**Instructions to follow**
What follows is a set of records; repeat all of them exactly.

(Source data)
┌──
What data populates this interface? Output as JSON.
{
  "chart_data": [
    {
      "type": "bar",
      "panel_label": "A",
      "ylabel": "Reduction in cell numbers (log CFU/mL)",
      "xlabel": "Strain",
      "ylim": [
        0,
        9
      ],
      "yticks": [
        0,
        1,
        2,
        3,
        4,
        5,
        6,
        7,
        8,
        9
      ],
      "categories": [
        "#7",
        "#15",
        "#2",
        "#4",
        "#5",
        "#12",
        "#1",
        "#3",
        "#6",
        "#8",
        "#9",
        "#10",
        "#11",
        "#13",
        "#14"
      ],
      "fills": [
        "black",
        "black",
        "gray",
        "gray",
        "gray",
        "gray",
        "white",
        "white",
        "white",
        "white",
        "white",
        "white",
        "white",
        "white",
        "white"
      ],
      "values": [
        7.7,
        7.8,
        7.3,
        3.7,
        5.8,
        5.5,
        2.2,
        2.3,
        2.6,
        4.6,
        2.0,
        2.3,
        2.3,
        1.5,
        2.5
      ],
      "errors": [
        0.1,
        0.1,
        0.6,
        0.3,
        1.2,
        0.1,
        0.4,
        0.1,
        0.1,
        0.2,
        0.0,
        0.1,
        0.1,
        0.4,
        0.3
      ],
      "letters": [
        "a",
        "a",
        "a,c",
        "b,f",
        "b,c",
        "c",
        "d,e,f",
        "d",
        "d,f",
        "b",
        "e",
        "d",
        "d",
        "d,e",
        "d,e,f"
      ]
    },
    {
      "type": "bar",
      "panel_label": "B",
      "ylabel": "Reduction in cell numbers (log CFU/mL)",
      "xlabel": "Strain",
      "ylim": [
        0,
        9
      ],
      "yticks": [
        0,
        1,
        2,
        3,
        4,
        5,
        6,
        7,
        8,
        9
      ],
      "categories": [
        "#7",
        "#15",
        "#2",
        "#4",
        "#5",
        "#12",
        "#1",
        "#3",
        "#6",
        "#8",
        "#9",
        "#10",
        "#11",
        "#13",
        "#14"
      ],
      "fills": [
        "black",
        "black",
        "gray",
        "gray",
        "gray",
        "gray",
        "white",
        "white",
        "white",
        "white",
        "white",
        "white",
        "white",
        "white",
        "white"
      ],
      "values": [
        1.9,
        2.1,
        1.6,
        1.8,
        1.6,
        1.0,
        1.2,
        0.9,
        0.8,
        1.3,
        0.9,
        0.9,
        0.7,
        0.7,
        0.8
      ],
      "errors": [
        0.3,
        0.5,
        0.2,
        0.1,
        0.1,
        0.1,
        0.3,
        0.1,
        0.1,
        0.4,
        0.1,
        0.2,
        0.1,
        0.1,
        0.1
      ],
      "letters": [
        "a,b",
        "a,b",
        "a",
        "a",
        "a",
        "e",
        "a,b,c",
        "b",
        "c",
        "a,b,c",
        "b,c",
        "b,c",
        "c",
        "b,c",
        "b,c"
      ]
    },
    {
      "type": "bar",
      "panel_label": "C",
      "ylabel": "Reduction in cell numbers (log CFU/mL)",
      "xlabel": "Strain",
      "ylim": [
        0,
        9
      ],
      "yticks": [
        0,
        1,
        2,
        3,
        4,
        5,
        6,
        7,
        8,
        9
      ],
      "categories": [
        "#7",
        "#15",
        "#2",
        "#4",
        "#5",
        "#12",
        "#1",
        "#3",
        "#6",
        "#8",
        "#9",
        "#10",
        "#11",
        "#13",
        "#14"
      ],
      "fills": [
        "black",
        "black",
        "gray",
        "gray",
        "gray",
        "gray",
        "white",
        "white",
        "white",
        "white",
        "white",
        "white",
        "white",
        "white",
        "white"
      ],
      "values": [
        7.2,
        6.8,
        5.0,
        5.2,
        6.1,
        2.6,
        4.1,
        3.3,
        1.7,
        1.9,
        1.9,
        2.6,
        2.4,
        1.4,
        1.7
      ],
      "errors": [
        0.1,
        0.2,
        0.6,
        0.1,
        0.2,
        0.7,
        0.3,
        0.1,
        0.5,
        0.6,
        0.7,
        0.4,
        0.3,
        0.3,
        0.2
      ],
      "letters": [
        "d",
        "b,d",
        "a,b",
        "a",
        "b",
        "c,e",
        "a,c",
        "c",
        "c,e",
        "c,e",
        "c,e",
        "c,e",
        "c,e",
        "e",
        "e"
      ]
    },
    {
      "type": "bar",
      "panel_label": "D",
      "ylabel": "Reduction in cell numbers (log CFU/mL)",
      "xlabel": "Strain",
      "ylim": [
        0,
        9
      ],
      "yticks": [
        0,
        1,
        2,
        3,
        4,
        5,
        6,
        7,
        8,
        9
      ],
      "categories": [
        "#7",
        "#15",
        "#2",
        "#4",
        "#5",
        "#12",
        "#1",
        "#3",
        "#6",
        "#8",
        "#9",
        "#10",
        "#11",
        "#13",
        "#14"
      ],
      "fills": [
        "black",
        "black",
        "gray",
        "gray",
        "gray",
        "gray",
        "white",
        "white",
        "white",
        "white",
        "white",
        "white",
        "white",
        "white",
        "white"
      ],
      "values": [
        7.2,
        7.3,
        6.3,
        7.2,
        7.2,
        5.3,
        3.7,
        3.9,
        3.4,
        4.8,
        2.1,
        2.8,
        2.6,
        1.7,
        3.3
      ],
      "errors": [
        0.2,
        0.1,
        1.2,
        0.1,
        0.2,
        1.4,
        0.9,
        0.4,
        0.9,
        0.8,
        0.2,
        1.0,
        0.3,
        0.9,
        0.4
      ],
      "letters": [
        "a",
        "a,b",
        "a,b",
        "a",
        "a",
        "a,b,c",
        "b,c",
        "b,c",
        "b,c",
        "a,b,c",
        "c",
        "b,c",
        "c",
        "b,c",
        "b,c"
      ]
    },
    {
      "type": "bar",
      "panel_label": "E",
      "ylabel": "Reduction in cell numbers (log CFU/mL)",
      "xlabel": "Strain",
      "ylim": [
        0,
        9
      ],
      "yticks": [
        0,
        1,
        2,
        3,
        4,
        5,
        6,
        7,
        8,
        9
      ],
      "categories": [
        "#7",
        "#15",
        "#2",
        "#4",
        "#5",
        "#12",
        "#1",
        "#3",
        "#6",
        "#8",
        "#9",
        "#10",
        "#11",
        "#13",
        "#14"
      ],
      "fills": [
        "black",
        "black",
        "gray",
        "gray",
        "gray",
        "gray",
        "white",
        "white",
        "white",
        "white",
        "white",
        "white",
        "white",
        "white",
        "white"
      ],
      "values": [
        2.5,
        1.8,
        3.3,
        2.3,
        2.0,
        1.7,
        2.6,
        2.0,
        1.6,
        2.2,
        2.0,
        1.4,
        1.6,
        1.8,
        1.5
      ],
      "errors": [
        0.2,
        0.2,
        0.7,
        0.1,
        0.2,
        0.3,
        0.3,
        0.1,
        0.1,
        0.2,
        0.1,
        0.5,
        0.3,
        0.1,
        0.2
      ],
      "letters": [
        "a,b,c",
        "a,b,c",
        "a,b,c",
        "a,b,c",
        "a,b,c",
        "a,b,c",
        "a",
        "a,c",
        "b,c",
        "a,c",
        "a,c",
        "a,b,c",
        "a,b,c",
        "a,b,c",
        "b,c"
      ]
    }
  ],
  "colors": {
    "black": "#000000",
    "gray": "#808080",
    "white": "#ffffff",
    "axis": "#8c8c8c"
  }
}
└──
**Problem solution**
What data populates this interface? Output as JSON.
{
  "chart_data": [
    {
      "type": "bar",
      "panel_label": "A",
      "ylabel": "Reduction in cell numbers (log CFU/mL)",
      "xlabel": "Strain",
      "ylim": [
        0,
        9
      ],
      "yticks": [
        0,
        1,
        2,
        3,
        4,
        5,
        6,
        7,
        8,
        9
      ],
      "categories": [
        "#7",
        "#15",
        "#2",
        "#4",
        "#5",
        "#12",
        "#1",
        "#3",
        "#6",
        "#8",
        "#9",
        "#10",
        "#11",
        "#13",
        "#14"
      ],
      "fills": [
        "black",
        "black",
        "gray",
        "gray",
        "gray",
        "gray",
        "white",
        "white",
        "white",
        "white",
        "white",
        "white",
        "white",
        "white",
        "white"
      ],
      "values": [
        7.7,
        7.8,
        7.3,
        3.7,
        5.8,
        5.5,
        2.2,
        2.3,
        2.6,
        4.6,
        2.0,
        2.3,
        2.3,
        1.5,
        2.5
      ],
      "errors": [
        0.1,
        0.1,
        0.6,
        0.3,
        1.2,
        0.1,
        0.4,
        0.1,
        0.1,
        0.2,
        0.0,
        0.1,
        0.1,
        0.4,
        0.3
      ],
      "letters": [
        "a",
        "a",
        "a,c",
        "b,f",
        "b,c",
        "c",
        "d,e,f",
        "d",
        "d,f",
        "b",
        "e",
        "d",
        "d",
        "d,e",
        "d,e,f"
      ]
    },
    {
      "type": "bar",
      "panel_label": "B",
      "ylabel": "Reduction in cell numbers (log CFU/mL)",
      "xlabel": "Strain",
      "ylim": [
        0,
        9
      ],
      "yticks": [
        0,
        1,
        2,
        3,
        4,
        5,
        6,
        7,
        8,
        9
      ],
      "categories": [
        "#7",
        "#15",
        "#2",
        "#4",
        "#5",
        "#12",
        "#1",
        "#3",
        "#6",
        "#8",
        "#9",
        "#10",
        "#11",
        "#13",
        "#14"
      ],
      "fills": [
        "black",
        "black",
        "gray",
        "gray",
        "gray",
        "gray",
        "white",
        "white",
        "white",
        "white",
        "white",
        "white",
        "white",
        "white",
        "white"
      ],
      "values": [
        1.9,
        2.1,
        1.6,
        1.8,
        1.6,
        1.0,
        1.2,
        0.9,
        0.8,
        1.3,
        0.9,
        0.9,
        0.7,
        0.7,
        0.8
      ],
      "errors": [
        0.3,
        0.5,
        0.2,
        0.1,
        0.1,
        0.1,
        0.3,
        0.1,
        0.1,
        0.4,
        0.1,
        0.2,
        0.1,
        0.1,
        0.1
      ],
      "letters": [
        "a,b",
        "a,b",
        "a",
        "a",
        "a",
        "e",
        "a,b,c",
        "b",
        "c",
        "a,b,c",
        "b,c",
        "b,c",
        "c",
        "b,c",
        "b,c"
      ]
    },
    {
      "type": "bar",
      "panel_label": "C",
      "ylabel": "Reduction in cell numbers (log CFU/mL)",
      "xlabel": "Strain",
      "ylim": [
        0,
        9
      ],
      "yticks": [
        0,
        1,
        2,
        3,
        4,
        5,
        6,
        7,
        8,
        9
      ],
      "categories": [
        "#7",
        "#15",
        "#2",
        "#4",
        "#5",
        "#12",
        "#1",
        "#3",
        "#6",
        "#8",
        "#9",
        "#10",
        "#11",
        "#13",
        "#14"
      ],
      "fills": [
        "black",
        "black",
        "gray",
        "gray",
        "gray",
        "gray",
        "white",
        "white",
        "white",
        "white",
        "white",
        "white",
        "white",
        "white",
        "white"
      ],
      "values": [
        7.2,
        6.8,
        5.0,
        5.2,
        6.1,
        2.6,
        4.1,
        3.3,
        1.7,
        1.9,
        1.9,
        2.6,
        2.4,
        1.4,
        1.7
      ],
      "errors": [
        0.1,
        0.2,
        0.6,
        0.1,
        0.2,
        0.7,
        0.3,
        0.1,
        0.5,
        0.6,
        0.7,
        0.4,
        0.3,
        0.3,
        0.2
      ],
      "letters": [
        "d",
        "b,d",
        "a,b",
        "a",
        "b",
        "c,e",
        "a,c",
        "c",
        "c,e",
        "c,e",
        "c,e",
        "c,e",
        "c,e",
        "e",
        "e"
      ]
    },
    {
      "type": "bar",
      "panel_label": "D",
      "ylabel": "Reduction in cell numbers (log CFU/mL)",
      "xlabel": "Strain",
      "ylim": [
        0,
        9
      ],
      "yticks": [
        0,
        1,
        2,
        3,
        4,
        5,
        6,
        7,
        8,
        9
      ],
      "categories": [
        "#7",
        "#15",
        "#2",
        "#4",
        "#5",
        "#12",
        "#1",
        "#3",
        "#6",
        "#8",
        "#9",
        "#10",
        "#11",
        "#13",
        "#14"
      ],
      "fills": [
        "black",
        "black",
        "gray",
        "gray",
        "gray",
        "gray",
        "white",
        "white",
        "white",
        "white",
        "white",
        "white",
        "white",
        "white",
        "white"
      ],
      "values": [
        7.2,
        7.3,
        6.3,
        7.2,
        7.2,
        5.3,
        3.7,
        3.9,
        3.4,
        4.8,
        2.1,
        2.8,
        2.6,
        1.7,
        3.3
      ],
      "errors": [
        0.2,
        0.1,
        1.2,
        0.1,
        0.2,
        1.4,
        0.9,
        0.4,
        0.9,
        0.8,
        0.2,
        1.0,
        0.3,
        0.9,
        0.4
      ],
      "letters": [
        "a",
        "a,b",
        "a,b",
        "a",
        "a",
        "a,b,c",
        "b,c",
        "b,c",
        "b,c",
        "a,b,c",
        "c",
        "b,c",
        "c",
        "b,c",
        "b,c"
      ]
    },
    {
      "type": "bar",
      "panel_label": "E",
      "ylabel": "Reduction in cell numbers (log CFU/mL)",
      "xlabel": "Strain",
      "ylim": [
        0,
        9
      ],
      "yticks": [
        0,
        1,
        2,
        3,
        4,
        5,
        6,
        7,
        8,
        9
      ],
      "categories": [
        "#7",
        "#15",
        "#2",
        "#4",
        "#5",
        "#12",
        "#1",
        "#3",
        "#6",
        "#8",
        "#9",
        "#10",
        "#11",
        "#13",
        "#14"
      ],
      "fills": [
        "black",
        "black",
        "gray",
        "gray",
        "gray",
        "gray",
        "white",
        "white",
        "white",
        "white",
        "white",
        "white",
        "white",
        "white",
        "white"
      ],
      "values": [
        2.5,
        1.8,
        3.3,
        2.3,
        2.0,
        1.7,
        2.6,
        2.0,
        1.6,
        2.2,
        2.0,
        1.4,
        1.6,
        1.8,
        1.5
      ],
      "errors": [
        0.2,
        0.2,
        0.7,
        0.1,
        0.2,
        0.3,
        0.3,
        0.1,
        0.1,
        0.2,
        0.1,
        0.5,
        0.3,
        0.1,
        0.2
      ],
      "letters": [
        "a,b,c",
        "a,b,c",
        "a,b,c",
        "a,b,c",
        "a,b,c",
        "a,b,c",
        "a",
        "a,c",
        "b,c",
        "a,c",
        "a,c",
        "a,b,c",
        "a,b,c",
        "a,b,c",
        "b,c"
      ]
    }
  ],
  "colors": {
    "black": "#000000",
    "gray": "#808080",
    "white": "#ffffff",
    "axis": "#8c8c8c"
  }
}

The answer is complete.